[Records contained in a dataset]
********************

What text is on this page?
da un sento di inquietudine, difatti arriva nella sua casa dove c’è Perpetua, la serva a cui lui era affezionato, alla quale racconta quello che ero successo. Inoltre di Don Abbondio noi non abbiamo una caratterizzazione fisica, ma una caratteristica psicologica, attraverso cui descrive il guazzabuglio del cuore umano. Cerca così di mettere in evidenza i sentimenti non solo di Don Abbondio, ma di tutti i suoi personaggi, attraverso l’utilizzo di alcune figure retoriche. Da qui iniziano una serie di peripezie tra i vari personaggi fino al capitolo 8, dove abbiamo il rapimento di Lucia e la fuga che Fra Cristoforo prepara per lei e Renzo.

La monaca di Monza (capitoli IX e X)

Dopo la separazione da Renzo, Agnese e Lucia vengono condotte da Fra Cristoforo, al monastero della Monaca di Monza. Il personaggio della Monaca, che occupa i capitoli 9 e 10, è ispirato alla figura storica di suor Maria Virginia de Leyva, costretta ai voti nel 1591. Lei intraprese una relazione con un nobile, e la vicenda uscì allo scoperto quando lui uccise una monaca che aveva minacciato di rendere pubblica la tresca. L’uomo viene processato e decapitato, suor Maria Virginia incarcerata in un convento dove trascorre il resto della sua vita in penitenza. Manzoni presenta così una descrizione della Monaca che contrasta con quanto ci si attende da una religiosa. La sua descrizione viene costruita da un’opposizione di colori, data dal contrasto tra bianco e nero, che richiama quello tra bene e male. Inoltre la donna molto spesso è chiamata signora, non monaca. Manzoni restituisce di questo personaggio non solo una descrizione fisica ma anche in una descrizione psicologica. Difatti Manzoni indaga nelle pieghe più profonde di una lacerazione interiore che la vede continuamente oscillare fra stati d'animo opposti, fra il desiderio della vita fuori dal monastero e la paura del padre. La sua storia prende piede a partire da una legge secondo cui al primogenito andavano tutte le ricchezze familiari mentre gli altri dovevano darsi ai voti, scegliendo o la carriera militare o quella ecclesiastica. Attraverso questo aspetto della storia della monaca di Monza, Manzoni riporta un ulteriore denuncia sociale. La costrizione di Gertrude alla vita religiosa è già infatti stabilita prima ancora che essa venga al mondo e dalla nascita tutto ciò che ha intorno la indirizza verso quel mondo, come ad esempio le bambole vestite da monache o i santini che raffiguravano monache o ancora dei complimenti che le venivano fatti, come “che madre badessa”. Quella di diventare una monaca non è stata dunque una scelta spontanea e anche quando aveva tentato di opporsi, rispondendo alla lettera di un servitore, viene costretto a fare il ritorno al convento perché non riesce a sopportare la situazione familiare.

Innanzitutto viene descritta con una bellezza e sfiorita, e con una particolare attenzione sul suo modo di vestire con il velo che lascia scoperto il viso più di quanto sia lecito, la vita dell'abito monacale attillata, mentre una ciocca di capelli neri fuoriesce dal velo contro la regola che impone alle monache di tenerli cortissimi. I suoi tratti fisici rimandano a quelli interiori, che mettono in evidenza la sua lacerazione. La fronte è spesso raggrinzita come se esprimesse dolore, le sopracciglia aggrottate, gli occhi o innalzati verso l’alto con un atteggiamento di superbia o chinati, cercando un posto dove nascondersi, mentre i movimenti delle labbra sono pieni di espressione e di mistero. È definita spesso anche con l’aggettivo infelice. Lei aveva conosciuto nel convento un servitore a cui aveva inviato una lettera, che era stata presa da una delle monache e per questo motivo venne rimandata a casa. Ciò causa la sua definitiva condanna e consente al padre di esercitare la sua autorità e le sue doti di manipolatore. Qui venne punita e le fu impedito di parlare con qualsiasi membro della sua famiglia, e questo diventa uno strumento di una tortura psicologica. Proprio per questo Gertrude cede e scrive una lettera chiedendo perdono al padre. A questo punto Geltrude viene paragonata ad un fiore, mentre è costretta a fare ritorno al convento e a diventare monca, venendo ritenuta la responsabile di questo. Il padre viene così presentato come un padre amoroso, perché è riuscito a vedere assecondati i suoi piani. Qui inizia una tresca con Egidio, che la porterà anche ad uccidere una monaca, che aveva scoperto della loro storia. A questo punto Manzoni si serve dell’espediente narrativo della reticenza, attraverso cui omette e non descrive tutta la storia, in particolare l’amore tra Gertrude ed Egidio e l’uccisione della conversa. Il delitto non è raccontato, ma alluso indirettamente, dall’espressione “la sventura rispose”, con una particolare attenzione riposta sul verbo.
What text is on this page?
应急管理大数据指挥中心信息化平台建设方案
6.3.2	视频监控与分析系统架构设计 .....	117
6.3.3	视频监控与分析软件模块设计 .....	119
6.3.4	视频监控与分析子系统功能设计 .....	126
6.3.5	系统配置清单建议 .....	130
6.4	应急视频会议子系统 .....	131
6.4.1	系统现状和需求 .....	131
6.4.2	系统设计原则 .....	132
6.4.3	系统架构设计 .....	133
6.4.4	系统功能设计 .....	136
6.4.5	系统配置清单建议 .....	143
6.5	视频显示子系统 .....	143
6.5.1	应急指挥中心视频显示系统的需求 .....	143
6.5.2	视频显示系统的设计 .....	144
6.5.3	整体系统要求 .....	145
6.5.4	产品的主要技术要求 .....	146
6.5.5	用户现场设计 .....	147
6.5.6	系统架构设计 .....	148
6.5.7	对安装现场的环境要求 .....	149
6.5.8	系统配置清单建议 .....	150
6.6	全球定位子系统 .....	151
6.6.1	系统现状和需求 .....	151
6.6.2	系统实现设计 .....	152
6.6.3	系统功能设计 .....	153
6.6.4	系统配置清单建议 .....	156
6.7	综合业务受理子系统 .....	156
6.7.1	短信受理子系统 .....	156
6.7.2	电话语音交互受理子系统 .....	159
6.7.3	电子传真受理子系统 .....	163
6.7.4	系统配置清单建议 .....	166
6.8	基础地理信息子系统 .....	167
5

********************

Short problem: Filter the listing for the word "系统配置清单建议" and copy every line that holds it.

The completed task:
6.3.5	系统配置清单建议 .....	130
6.4.5	系统配置清单建议 .....	143
6.5.8	系统配置清单建议 .....	150
6.6.4	系统配置清单建议 .....	156
6.7.4	系统配置清单建议 .....	166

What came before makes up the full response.